%%
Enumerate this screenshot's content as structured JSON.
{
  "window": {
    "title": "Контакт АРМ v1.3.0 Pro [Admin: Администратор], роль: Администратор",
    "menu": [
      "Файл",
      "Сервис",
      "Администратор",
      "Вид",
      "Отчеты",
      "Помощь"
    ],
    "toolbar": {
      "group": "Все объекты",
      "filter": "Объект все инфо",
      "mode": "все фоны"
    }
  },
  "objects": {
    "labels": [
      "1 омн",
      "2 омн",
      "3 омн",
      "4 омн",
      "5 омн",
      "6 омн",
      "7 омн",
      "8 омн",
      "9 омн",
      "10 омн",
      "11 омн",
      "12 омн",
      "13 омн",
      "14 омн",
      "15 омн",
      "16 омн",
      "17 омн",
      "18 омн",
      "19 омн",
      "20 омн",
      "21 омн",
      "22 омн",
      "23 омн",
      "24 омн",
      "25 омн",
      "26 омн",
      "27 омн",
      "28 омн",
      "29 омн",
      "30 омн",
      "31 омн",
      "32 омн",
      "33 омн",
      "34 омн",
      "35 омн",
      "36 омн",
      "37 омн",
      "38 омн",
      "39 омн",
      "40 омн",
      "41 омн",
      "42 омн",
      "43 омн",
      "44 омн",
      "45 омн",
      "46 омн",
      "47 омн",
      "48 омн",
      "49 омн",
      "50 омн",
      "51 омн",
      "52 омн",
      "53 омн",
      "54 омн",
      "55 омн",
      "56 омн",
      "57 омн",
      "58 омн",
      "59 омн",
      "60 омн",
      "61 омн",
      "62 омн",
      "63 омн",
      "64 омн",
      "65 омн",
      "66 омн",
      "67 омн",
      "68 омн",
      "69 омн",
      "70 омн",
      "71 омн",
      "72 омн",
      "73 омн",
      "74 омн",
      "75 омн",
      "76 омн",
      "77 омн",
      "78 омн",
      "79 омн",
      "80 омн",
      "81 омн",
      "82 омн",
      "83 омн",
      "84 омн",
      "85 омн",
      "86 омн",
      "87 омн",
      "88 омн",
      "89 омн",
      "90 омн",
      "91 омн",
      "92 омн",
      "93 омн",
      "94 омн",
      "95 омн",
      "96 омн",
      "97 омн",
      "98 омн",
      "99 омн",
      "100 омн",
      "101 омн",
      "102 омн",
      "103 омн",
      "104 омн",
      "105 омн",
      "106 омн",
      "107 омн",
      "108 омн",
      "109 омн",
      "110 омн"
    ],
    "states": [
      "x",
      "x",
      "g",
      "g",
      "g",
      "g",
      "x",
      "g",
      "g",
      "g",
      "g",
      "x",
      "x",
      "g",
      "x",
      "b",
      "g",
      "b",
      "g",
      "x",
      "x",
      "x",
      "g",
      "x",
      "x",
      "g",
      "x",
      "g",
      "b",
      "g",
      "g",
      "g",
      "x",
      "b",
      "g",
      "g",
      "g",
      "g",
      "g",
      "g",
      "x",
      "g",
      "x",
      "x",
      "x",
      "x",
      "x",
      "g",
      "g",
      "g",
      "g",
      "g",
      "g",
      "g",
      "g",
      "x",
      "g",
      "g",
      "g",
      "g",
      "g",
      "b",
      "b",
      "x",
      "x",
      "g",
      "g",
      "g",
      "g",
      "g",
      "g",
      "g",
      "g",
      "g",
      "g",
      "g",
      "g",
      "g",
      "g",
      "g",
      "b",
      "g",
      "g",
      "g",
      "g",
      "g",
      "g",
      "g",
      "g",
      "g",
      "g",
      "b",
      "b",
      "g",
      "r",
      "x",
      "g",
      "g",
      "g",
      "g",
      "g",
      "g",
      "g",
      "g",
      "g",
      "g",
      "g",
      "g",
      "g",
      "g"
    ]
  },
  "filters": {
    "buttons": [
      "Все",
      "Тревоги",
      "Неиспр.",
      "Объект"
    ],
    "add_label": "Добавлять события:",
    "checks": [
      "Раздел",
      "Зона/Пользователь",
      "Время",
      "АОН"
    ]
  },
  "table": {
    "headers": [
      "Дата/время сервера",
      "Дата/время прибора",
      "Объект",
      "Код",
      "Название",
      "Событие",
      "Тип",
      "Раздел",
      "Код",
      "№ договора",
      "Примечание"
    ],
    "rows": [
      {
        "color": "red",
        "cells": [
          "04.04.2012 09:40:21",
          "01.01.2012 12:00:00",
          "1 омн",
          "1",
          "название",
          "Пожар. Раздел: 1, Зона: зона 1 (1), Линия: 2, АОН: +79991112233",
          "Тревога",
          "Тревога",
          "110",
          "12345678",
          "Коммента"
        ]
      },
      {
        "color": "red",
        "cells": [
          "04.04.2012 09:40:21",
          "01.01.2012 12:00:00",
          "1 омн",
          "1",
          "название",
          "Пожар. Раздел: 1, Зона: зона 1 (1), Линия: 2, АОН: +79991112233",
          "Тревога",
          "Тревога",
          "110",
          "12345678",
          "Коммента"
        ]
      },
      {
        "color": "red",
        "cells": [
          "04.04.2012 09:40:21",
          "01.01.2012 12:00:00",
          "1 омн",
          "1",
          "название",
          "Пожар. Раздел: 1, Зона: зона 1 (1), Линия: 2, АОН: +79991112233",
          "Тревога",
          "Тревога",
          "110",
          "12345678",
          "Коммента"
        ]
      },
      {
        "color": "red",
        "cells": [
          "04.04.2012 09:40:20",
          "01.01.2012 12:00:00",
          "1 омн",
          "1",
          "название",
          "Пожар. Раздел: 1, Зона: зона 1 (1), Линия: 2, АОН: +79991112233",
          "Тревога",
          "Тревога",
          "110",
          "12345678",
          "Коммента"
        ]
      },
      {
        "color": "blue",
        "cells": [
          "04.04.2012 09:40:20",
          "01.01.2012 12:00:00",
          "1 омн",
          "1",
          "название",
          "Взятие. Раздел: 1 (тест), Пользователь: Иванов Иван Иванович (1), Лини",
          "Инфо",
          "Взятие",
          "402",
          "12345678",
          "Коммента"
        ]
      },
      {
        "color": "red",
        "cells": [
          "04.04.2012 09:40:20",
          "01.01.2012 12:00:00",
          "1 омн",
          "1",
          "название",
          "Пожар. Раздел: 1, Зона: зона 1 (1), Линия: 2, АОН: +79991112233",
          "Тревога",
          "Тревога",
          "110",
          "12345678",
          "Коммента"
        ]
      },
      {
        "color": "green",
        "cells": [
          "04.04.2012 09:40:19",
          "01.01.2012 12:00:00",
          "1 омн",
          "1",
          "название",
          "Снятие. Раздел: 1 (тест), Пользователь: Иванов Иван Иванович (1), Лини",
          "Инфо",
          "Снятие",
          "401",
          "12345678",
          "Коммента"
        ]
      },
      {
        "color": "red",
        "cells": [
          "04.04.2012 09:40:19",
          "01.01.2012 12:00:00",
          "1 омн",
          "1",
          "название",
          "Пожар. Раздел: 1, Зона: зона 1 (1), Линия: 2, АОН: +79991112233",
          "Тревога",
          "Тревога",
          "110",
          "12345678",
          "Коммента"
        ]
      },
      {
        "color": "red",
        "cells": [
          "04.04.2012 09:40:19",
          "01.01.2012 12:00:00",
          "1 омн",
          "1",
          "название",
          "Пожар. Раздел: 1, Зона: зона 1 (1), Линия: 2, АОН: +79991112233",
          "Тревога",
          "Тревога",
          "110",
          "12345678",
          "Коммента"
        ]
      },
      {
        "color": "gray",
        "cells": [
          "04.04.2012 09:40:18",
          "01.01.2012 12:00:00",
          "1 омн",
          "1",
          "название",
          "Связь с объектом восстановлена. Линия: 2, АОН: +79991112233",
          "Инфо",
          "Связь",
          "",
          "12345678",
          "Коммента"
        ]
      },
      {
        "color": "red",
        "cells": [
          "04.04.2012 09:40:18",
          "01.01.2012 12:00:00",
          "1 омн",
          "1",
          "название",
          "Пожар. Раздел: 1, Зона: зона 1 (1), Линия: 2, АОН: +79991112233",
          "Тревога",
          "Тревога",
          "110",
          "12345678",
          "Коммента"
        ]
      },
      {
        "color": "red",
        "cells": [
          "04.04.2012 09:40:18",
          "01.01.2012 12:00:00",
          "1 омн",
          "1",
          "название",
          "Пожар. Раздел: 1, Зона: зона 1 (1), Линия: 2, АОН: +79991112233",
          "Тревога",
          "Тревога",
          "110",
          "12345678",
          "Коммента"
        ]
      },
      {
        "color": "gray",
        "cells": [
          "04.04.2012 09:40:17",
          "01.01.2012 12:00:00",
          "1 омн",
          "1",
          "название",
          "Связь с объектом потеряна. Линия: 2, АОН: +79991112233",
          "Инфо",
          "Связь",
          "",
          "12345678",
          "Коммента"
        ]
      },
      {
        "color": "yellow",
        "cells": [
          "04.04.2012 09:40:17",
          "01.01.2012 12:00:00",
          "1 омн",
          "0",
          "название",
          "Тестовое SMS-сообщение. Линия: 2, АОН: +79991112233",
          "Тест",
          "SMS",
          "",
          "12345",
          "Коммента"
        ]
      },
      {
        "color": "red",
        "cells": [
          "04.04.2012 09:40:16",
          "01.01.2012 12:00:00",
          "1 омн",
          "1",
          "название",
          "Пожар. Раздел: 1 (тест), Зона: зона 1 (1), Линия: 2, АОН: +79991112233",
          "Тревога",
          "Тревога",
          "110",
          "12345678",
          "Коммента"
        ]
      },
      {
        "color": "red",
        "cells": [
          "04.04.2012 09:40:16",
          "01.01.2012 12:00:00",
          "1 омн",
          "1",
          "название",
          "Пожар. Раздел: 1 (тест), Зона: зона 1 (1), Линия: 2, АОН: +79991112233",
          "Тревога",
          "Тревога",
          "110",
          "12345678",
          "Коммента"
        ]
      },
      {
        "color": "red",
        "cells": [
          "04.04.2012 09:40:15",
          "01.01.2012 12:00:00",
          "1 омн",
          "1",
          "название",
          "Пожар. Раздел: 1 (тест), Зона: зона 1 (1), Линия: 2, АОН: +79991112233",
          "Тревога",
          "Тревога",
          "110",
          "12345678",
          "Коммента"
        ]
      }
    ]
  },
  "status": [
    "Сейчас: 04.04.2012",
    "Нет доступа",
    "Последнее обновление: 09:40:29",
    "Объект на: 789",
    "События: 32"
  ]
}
%%
■ **Problem to solve**: Isolate each line of the listing above that includes "Иванович". Copy it.

■ **Exercise answer**:
          "Взятие. Раздел: 1 (тест), Пользователь: Иванов Иван Иванович (1), Лини",
          "Снятие. Раздел: 1 (тест), Пользователь: Иванов Иван Иванович (1), Лини",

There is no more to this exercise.